Extract each line from the entries below that has the string "relative" in it.

### PROVIDED ENTRIES
★ ★ ★ ★ ★

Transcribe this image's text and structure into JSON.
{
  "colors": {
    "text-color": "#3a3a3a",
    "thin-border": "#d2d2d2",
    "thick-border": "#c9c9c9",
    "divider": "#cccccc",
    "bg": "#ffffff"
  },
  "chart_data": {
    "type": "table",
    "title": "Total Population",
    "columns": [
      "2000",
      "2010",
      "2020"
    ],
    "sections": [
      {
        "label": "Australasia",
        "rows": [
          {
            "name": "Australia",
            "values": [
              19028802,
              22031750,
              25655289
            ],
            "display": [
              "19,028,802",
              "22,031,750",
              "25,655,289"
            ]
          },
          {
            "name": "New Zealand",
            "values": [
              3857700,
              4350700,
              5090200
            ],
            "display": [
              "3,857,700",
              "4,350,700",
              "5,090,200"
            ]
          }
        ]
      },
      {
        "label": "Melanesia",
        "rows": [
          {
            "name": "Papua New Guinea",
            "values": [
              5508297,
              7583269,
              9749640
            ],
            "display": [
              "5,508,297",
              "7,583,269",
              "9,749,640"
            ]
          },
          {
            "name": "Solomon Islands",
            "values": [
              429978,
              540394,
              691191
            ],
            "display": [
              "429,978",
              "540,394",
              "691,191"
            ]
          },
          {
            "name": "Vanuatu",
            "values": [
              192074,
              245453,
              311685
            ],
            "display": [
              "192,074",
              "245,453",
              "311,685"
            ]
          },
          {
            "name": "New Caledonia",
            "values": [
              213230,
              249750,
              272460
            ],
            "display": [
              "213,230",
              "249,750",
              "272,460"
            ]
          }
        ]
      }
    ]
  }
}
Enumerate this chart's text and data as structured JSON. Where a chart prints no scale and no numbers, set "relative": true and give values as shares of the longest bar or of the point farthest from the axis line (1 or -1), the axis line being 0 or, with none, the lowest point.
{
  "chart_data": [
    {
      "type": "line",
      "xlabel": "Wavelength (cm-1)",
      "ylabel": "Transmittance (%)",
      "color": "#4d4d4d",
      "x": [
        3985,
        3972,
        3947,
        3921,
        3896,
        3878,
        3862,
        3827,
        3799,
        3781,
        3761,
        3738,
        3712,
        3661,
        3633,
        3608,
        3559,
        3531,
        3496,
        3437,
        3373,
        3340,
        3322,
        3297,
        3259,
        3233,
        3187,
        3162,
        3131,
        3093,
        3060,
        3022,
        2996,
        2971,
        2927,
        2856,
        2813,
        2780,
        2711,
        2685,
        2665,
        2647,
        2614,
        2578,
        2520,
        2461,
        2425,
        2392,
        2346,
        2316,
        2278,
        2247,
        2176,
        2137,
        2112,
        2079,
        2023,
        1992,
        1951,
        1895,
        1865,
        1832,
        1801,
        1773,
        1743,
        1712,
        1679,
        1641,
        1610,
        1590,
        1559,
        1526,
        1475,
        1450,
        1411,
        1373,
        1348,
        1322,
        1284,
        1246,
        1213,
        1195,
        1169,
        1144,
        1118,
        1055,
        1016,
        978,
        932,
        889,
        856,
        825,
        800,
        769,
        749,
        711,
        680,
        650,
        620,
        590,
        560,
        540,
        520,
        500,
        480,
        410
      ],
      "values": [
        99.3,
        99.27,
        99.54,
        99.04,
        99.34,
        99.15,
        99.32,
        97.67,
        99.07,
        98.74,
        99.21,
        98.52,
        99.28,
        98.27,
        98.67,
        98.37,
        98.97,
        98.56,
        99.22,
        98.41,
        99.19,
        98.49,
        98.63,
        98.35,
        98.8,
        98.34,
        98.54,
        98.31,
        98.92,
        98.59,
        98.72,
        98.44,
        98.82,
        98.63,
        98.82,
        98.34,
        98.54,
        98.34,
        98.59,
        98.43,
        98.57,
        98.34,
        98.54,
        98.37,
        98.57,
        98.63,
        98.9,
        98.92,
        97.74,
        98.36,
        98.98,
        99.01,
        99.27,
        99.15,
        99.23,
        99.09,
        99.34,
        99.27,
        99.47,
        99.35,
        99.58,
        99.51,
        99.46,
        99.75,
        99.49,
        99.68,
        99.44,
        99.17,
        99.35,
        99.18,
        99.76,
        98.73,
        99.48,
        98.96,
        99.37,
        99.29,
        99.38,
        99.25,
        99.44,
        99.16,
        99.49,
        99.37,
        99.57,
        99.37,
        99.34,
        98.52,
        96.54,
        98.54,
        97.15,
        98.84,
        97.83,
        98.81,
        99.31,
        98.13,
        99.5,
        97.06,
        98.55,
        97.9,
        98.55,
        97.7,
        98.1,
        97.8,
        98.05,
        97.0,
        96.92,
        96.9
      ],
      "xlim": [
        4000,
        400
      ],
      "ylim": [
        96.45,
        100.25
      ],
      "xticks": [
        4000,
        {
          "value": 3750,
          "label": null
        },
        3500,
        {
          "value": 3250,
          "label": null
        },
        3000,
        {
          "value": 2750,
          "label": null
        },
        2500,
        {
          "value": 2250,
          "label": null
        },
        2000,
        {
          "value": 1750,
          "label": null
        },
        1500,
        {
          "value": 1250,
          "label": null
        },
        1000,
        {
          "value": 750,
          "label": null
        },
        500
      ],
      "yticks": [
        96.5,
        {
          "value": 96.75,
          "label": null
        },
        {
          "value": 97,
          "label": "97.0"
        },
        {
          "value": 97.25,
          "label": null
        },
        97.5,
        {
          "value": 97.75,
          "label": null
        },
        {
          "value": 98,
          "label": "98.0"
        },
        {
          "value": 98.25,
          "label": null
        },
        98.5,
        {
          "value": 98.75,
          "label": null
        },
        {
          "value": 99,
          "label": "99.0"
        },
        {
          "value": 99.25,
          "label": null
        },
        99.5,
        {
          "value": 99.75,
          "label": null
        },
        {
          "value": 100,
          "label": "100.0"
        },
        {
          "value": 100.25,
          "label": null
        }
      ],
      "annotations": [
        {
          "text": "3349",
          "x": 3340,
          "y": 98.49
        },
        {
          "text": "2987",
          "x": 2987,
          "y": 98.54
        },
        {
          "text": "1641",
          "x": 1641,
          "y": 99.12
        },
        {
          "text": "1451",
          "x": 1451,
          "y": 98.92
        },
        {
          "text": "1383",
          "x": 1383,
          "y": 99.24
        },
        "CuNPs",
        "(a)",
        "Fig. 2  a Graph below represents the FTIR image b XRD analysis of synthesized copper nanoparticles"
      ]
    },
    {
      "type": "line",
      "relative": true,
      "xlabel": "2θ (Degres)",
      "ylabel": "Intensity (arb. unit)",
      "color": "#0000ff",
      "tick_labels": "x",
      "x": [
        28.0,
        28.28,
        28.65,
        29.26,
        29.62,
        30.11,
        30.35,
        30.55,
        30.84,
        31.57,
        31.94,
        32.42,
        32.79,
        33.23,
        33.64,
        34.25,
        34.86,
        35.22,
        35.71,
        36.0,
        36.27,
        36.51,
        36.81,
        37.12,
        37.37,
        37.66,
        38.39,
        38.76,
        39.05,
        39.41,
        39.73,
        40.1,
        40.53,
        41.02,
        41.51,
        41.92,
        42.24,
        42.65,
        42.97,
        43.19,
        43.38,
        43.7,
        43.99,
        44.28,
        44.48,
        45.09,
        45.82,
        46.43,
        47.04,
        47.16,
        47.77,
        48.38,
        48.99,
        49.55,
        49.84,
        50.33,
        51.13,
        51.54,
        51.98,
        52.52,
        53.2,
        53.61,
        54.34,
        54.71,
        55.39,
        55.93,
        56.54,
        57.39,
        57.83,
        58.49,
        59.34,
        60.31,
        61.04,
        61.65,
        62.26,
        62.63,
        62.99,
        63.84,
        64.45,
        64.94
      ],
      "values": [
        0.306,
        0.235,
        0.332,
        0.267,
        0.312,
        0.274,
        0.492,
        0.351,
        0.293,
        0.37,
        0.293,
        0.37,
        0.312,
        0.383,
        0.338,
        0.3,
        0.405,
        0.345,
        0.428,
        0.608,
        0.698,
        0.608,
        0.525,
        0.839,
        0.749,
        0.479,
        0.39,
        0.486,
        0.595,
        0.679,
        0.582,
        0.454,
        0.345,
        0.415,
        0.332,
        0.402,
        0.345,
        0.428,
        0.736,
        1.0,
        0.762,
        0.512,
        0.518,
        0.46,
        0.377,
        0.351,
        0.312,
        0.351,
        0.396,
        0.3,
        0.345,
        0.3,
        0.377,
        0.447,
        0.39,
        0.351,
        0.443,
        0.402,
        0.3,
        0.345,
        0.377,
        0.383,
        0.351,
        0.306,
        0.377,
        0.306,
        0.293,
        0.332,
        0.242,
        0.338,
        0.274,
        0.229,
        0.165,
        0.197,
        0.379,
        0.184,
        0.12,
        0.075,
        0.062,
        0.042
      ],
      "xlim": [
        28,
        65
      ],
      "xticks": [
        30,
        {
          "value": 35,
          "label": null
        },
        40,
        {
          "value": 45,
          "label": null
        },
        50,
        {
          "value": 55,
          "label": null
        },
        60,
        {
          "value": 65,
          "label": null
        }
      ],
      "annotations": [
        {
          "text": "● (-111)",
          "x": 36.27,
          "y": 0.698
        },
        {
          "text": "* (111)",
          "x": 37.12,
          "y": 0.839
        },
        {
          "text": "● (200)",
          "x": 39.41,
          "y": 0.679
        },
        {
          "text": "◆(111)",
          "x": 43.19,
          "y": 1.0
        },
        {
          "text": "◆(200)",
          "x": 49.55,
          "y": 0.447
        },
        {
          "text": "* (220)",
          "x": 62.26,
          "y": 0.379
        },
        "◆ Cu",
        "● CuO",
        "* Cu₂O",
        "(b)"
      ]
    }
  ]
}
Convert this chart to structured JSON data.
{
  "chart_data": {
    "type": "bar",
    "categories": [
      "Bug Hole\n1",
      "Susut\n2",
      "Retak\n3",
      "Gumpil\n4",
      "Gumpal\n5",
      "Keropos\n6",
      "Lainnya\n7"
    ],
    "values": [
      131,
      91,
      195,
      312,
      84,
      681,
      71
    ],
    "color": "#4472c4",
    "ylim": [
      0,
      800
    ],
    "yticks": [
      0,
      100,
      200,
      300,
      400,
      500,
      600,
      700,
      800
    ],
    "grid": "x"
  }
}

★ ★ ★ ★ ★

### WRITTEN ANSWER
Enumerate this chart's text and data as structured JSON. Where a chart prints no scale and no numbers, set "relative": true and give values as shares of the longest bar or of the point farthest from the axis line (1 or -1), the axis line being 0 or, with none, the lowest point.
      "relative": true,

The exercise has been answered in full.